■ **RECORD LIST**
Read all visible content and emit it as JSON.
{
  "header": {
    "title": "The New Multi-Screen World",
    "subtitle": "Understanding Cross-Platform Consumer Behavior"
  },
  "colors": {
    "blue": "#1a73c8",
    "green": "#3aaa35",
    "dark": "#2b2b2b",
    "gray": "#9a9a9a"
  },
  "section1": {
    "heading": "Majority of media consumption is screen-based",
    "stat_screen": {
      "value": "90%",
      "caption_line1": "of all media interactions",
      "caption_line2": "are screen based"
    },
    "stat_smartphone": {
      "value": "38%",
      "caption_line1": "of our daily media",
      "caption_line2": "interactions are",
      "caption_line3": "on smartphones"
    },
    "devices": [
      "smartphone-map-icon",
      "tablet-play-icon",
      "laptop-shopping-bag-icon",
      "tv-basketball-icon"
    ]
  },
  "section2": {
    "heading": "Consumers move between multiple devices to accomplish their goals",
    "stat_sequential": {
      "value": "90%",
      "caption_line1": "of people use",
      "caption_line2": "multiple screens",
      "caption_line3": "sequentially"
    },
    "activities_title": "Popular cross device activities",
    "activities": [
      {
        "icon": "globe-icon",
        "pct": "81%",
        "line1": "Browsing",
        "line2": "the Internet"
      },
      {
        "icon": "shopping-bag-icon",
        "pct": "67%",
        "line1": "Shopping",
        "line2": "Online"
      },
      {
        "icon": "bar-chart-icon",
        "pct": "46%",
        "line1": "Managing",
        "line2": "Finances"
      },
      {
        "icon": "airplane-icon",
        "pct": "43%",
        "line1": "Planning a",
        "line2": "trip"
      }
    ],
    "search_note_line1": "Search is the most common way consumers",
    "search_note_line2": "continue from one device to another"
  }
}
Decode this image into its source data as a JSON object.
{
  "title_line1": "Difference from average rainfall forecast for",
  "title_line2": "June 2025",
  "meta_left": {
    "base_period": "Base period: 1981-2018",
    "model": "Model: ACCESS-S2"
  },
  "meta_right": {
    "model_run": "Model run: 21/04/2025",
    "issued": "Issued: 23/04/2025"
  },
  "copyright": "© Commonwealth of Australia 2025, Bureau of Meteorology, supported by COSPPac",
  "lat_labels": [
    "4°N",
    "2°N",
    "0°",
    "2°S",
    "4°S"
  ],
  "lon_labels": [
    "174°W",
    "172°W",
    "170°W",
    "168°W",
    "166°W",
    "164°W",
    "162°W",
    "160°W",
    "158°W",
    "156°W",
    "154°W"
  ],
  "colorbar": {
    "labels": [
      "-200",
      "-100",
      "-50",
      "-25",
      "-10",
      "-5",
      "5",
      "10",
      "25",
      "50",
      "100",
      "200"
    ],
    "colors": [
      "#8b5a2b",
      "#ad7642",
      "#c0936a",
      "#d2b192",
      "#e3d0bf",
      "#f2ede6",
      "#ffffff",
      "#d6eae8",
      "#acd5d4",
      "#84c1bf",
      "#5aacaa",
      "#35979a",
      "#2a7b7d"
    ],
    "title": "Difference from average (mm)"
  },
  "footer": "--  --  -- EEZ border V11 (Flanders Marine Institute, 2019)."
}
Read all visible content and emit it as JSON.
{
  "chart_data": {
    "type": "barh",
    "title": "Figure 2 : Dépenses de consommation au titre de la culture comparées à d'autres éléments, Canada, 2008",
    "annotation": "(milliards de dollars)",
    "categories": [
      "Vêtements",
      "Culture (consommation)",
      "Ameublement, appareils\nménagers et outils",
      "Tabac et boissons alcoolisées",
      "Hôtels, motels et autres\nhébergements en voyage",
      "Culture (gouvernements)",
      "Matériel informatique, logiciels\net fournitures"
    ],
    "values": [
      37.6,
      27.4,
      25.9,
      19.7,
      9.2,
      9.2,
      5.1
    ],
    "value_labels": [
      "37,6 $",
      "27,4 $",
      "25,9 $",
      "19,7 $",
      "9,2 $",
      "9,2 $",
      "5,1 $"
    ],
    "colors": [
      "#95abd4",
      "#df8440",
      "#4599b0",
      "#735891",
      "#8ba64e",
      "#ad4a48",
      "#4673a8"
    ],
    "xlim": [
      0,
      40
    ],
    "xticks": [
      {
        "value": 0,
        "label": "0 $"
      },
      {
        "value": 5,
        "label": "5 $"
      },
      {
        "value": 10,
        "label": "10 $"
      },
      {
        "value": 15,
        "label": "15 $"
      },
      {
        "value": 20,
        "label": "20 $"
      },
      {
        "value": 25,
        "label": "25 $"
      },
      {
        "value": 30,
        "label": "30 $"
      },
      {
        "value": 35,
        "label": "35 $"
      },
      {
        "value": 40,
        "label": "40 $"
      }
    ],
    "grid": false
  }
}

■ **THE PROBLEM**
Please restate the whole listing word for word.

■ **RESPONSE TO THIS EXERCISE**
Read all visible content and emit it as JSON.
{
  "header": {
    "title": "The New Multi-Screen World",
    "subtitle": "Understanding Cross-Platform Consumer Behavior"
  },
  "colors": {
    "blue": "#1a73c8",
    "green": "#3aaa35",
    "dark": "#2b2b2b",
    "gray": "#9a9a9a"
  },
  "section1": {
    "heading": "Majority of media consumption is screen-based",
    "stat_screen": {
      "value": "90%",
      "caption_line1": "of all media interactions",
      "caption_line2": "are screen based"
    },
    "stat_smartphone": {
      "value": "38%",
      "caption_line1": "of our daily media",
      "caption_line2": "interactions are",
      "caption_line3": "on smartphones"
    },
    "devices": [
      "smartphone-map-icon",
      "tablet-play-icon",
      "laptop-shopping-bag-icon",
      "tv-basketball-icon"
    ]
  },
  "section2": {
    "heading": "Consumers move between multiple devices to accomplish their goals",
    "stat_sequential": {
      "value": "90%",
      "caption_line1": "of people use",
      "caption_line2": "multiple screens",
      "caption_line3": "sequentially"
    },
    "activities_title": "Popular cross device activities",
    "activities": [
      {
        "icon": "globe-icon",
        "pct": "81%",
        "line1": "Browsing",
        "line2": "the Internet"
      },
      {
        "icon": "shopping-bag-icon",
        "pct": "67%",
        "line1": "Shopping",
        "line2": "Online"
      },
      {
        "icon": "bar-chart-icon",
        "pct": "46%",
        "line1": "Managing",
        "line2": "Finances"
      },
      {
        "icon": "airplane-icon",
        "pct": "43%",
        "line1": "Planning a",
        "line2": "trip"
      }
    ],
    "search_note_line1": "Search is the most common way consumers",
    "search_note_line2": "continue from one device to another"
  }
}
Decode this image into its source data as a JSON object.
{
  "title_line1": "Difference from average rainfall forecast for",
  "title_line2": "June 2025",
  "meta_left": {
    "base_period": "Base period: 1981-2018",
    "model": "Model: ACCESS-S2"
  },
  "meta_right": {
    "model_run": "Model run: 21/04/2025",
    "issued": "Issued: 23/04/2025"
  },
  "copyright": "© Commonwealth of Australia 2025, Bureau of Meteorology, supported by COSPPac",
  "lat_labels": [
    "4°N",
    "2°N",
    "0°",
    "2°S",
    "4°S"
  ],
  "lon_labels": [
    "174°W",
    "172°W",
    "170°W",
    "168°W",
    "166°W",
    "164°W",
    "162°W",
    "160°W",
    "158°W",
    "156°W",
    "154°W"
  ],
  "colorbar": {
    "labels": [
      "-200",
      "-100",
      "-50",
      "-25",
      "-10",
      "-5",
      "5",
      "10",
      "25",
      "50",
      "100",
      "200"
    ],
    "colors": [
      "#8b5a2b",
      "#ad7642",
      "#c0936a",
      "#d2b192",
      "#e3d0bf",
      "#f2ede6",
      "#ffffff",
      "#d6eae8",
      "#acd5d4",
      "#84c1bf",
      "#5aacaa",
      "#35979a",
      "#2a7b7d"
    ],
    "title": "Difference from average (mm)"
  },
  "footer": "--  --  -- EEZ border V11 (Flanders Marine Institute, 2019)."
}
Read all visible content and emit it as JSON.
{
  "chart_data": {
    "type": "barh",
    "title": "Figure 2 : Dépenses de consommation au titre de la culture comparées à d'autres éléments, Canada, 2008",
    "annotation": "(milliards de dollars)",
    "categories": [
      "Vêtements",
      "Culture (consommation)",
      "Ameublement, appareils\nménagers et outils",
      "Tabac et boissons alcoolisées",
      "Hôtels, motels et autres\nhébergements en voyage",
      "Culture (gouvernements)",
      "Matériel informatique, logiciels\net fournitures"
    ],
    "values": [
      37.6,
      27.4,
      25.9,
      19.7,
      9.2,
      9.2,
      5.1
    ],
    "value_labels": [
      "37,6 $",
      "27,4 $",
      "25,9 $",
      "19,7 $",
      "9,2 $",
      "9,2 $",
      "5,1 $"
    ],
    "colors": [
      "#95abd4",
      "#df8440",
      "#4599b0",
      "#735891",
      "#8ba64e",
      "#ad4a48",
      "#4673a8"
    ],
    "xlim": [
      0,
      40
    ],
    "xticks": [
      {
        "value": 0,
        "label": "0 $"
      },
      {
        "value": 5,
        "label": "5 $"
      },
      {
        "value": 10,
        "label": "10 $"
      },
      {
        "value": 15,
        "label": "15 $"
      },
      {
        "value": 20,
        "label": "20 $"
      },
      {
        "value": 25,
        "label": "25 $"
      },
      {
        "value": 30,
        "label": "30 $"
      },
      {
        "value": 35,
        "label": "35 $"
      },
      {
        "value": 40,
        "label": "40 $"
      }
    ],
    "grid": false
  }
}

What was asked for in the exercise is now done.